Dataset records
** Start **

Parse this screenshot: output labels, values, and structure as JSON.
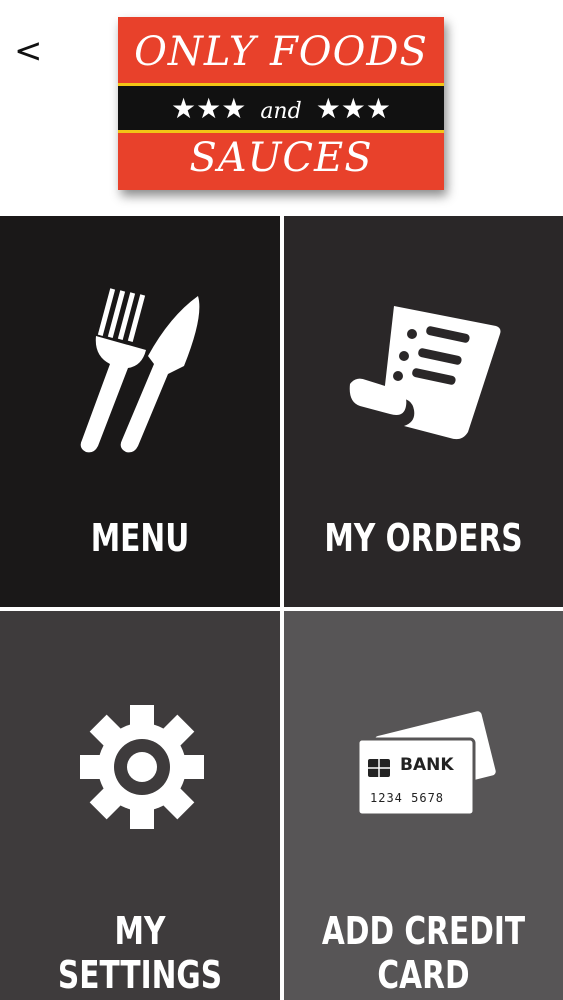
{
  "header": {
    "back_label": "<",
    "logo": {
      "line1": "ONLY FOODS",
      "and": "and",
      "line2": "SAUCES",
      "stars": "★★★"
    }
  },
  "tiles": [
    {
      "label": "MENU",
      "icon": "fork-knife-icon",
      "bg": "#1a1818"
    },
    {
      "label": "MY ORDERS",
      "icon": "receipt-icon",
      "bg": "#2a2728"
    },
    {
      "label": "MY SETTINGS",
      "icon": "gear-icon",
      "bg": "#3e3b3c"
    },
    {
      "label": "ADD CREDIT CARD",
      "icon": "credit-card-icon",
      "bg": "#575556",
      "card_text": {
        "bank": "BANK",
        "number": "1234 5678"
      }
    }
  ],
  "colors": {
    "logo_red": "#e8412b",
    "logo_gold": "#f2c516",
    "divider": "#ffffff"
  }
}
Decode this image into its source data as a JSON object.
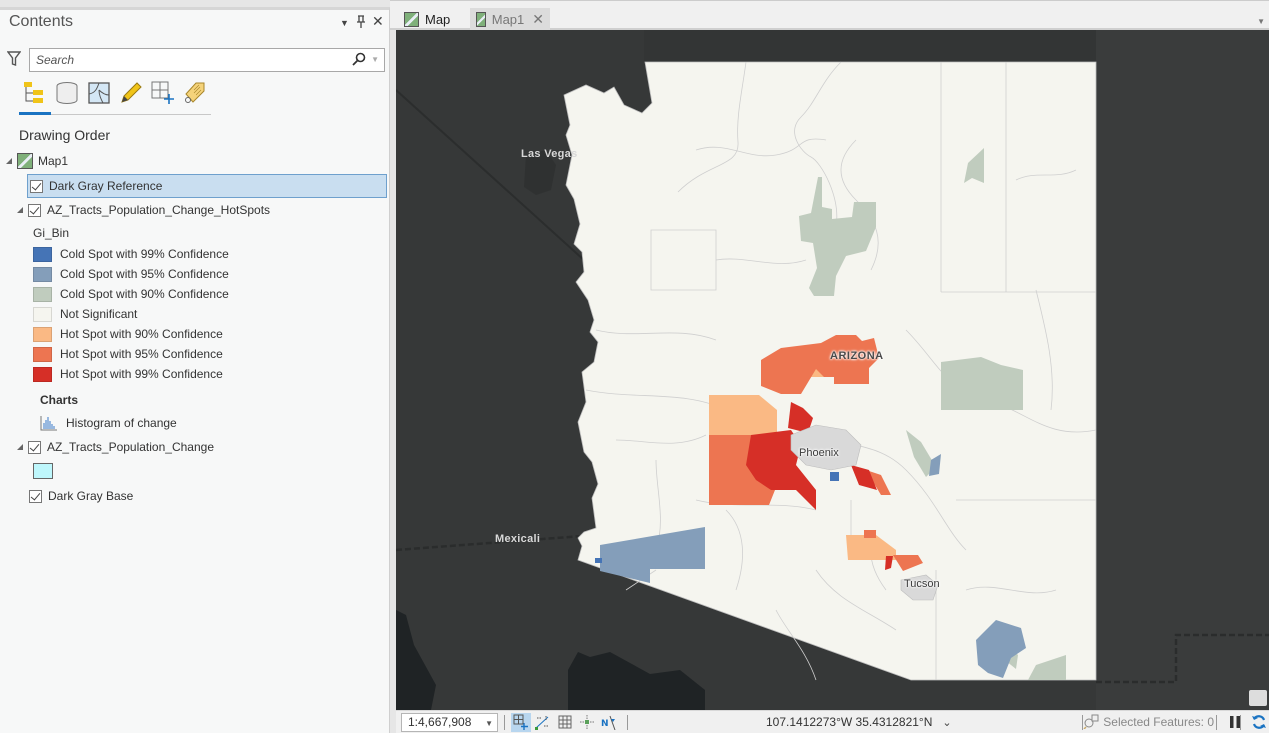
{
  "contents_pane": {
    "title": "Contents",
    "search": {
      "placeholder": "Search",
      "value": ""
    },
    "view_tabs": [
      {
        "name": "list-by-drawing-order",
        "icon": "drawing-order-icon",
        "active": true
      },
      {
        "name": "list-by-data-source",
        "icon": "data-source-icon"
      },
      {
        "name": "list-by-selection",
        "icon": "selection-icon"
      },
      {
        "name": "list-by-editing",
        "icon": "pencil-icon"
      },
      {
        "name": "list-by-snapping",
        "icon": "snapping-icon"
      },
      {
        "name": "list-by-labeling",
        "icon": "label-tag-icon"
      }
    ],
    "heading": "Drawing Order",
    "map_name": "Map1",
    "layers": {
      "reference": {
        "name": "Dark Gray Reference",
        "checked": true,
        "selected": true
      },
      "hotspots": {
        "name": "AZ_Tracts_Population_Change_HotSpots",
        "checked": true,
        "field": "Gi_Bin",
        "classes": [
          {
            "label": "Cold Spot with 99% Confidence",
            "color": "#4574b6"
          },
          {
            "label": "Cold Spot with 95% Confidence",
            "color": "#849eba"
          },
          {
            "label": "Cold Spot with 90% Confidence",
            "color": "#c0ccbe"
          },
          {
            "label": "Not Significant",
            "color": "#f5f5ef"
          },
          {
            "label": "Hot Spot with 90% Confidence",
            "color": "#fab984"
          },
          {
            "label": "Hot Spot with 95% Confidence",
            "color": "#ed7551"
          },
          {
            "label": "Hot Spot with 99% Confidence",
            "color": "#d62f27"
          }
        ],
        "charts_heading": "Charts",
        "chart": "Histogram of change"
      },
      "population_change": {
        "name": "AZ_Tracts_Population_Change",
        "checked": true,
        "color": "#bef7fc"
      },
      "base": {
        "name": "Dark Gray Base",
        "checked": true
      }
    }
  },
  "map_tabs": [
    {
      "label": "Map",
      "active": false
    },
    {
      "label": "Map1",
      "active": true,
      "closable": true
    }
  ],
  "map": {
    "colors": {
      "background": "#363838",
      "land": "#f5f5ef",
      "water_dark": "#1f2325",
      "boundary": "#c8c8c8"
    },
    "labels": {
      "las_vegas": "Las Vegas",
      "mexicali": "Mexicali",
      "arizona": "ARIZONA",
      "phoenix": "Phoenix",
      "tucson": "Tucson"
    }
  },
  "status_bar": {
    "scale": "1:4,667,908",
    "coordinates": "107.1412273°W 35.4312821°N",
    "selected_features": "Selected Features: 0"
  }
}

** End **

■ Task prompt
Each entry above should be reproduced exactly, with the pictures removed.

■ Full output
Parse this screenshot: output labels, values, and structure as JSON.
{
  "header": {
    "back_label": "<",
    "logo": {
      "line1": "ONLY FOODS",
      "and": "and",
      "line2": "SAUCES",
      "stars": "★★★"
    }
  },
  "tiles": [
    {
      "label": "MENU",
      "icon": "fork-knife-icon",
      "bg": "#1a1818"
    },
    {
      "label": "MY ORDERS",
      "icon": "receipt-icon",
      "bg": "#2a2728"
    },
    {
      "label": "MY SETTINGS",
      "icon": "gear-icon",
      "bg": "#3e3b3c"
    },
    {
      "label": "ADD CREDIT CARD",
      "icon": "credit-card-icon",
      "bg": "#575556",
      "card_text": {
        "bank": "BANK",
        "number": "1234 5678"
      }
    }
  ],
  "colors": {
    "logo_red": "#e8412b",
    "logo_gold": "#f2c516",
    "divider": "#ffffff"
  }
}
Decode this image into its source data as a JSON object.
{
  "contents_pane": {
    "title": "Contents",
    "search": {
      "placeholder": "Search",
      "value": ""
    },
    "view_tabs": [
      {
        "name": "list-by-drawing-order",
        "icon": "drawing-order-icon",
        "active": true
      },
      {
        "name": "list-by-data-source",
        "icon": "data-source-icon"
      },
      {
        "name": "list-by-selection",
        "icon": "selection-icon"
      },
      {
        "name": "list-by-editing",
        "icon": "pencil-icon"
      },
      {
        "name": "list-by-snapping",
        "icon": "snapping-icon"
      },
      {
        "name": "list-by-labeling",
        "icon": "label-tag-icon"
      }
    ],
    "heading": "Drawing Order",
    "map_name": "Map1",
    "layers": {
      "reference": {
        "name": "Dark Gray Reference",
        "checked": true,
        "selected": true
      },
      "hotspots": {
        "name": "AZ_Tracts_Population_Change_HotSpots",
        "checked": true,
        "field": "Gi_Bin",
        "classes": [
          {
            "label": "Cold Spot with 99% Confidence",
            "color": "#4574b6"
          },
          {
            "label": "Cold Spot with 95% Confidence",
            "color": "#849eba"
          },
          {
            "label": "Cold Spot with 90% Confidence",
            "color": "#c0ccbe"
          },
          {
            "label": "Not Significant",
            "color": "#f5f5ef"
          },
          {
            "label": "Hot Spot with 90% Confidence",
            "color": "#fab984"
          },
          {
            "label": "Hot Spot with 95% Confidence",
            "color": "#ed7551"
          },
          {
            "label": "Hot Spot with 99% Confidence",
            "color": "#d62f27"
          }
        ],
        "charts_heading": "Charts",
        "chart": "Histogram of change"
      },
      "population_change": {
        "name": "AZ_Tracts_Population_Change",
        "checked": true,
        "color": "#bef7fc"
      },
      "base": {
        "name": "Dark Gray Base",
        "checked": true
      }
    }
  },
  "map_tabs": [
    {
      "label": "Map",
      "active": false
    },
    {
      "label": "Map1",
      "active": true,
      "closable": true
    }
  ],
  "map": {
    "colors": {
      "background": "#363838",
      "land": "#f5f5ef",
      "water_dark": "#1f2325",
      "boundary": "#c8c8c8"
    },
    "labels": {
      "las_vegas": "Las Vegas",
      "mexicali": "Mexicali",
      "arizona": "ARIZONA",
      "phoenix": "Phoenix",
      "tucson": "Tucson"
    }
  },
  "status_bar": {
    "scale": "1:4,667,908",
    "coordinates": "107.1412273°W 35.4312821°N",
    "selected_features": "Selected Features: 0"
  }
}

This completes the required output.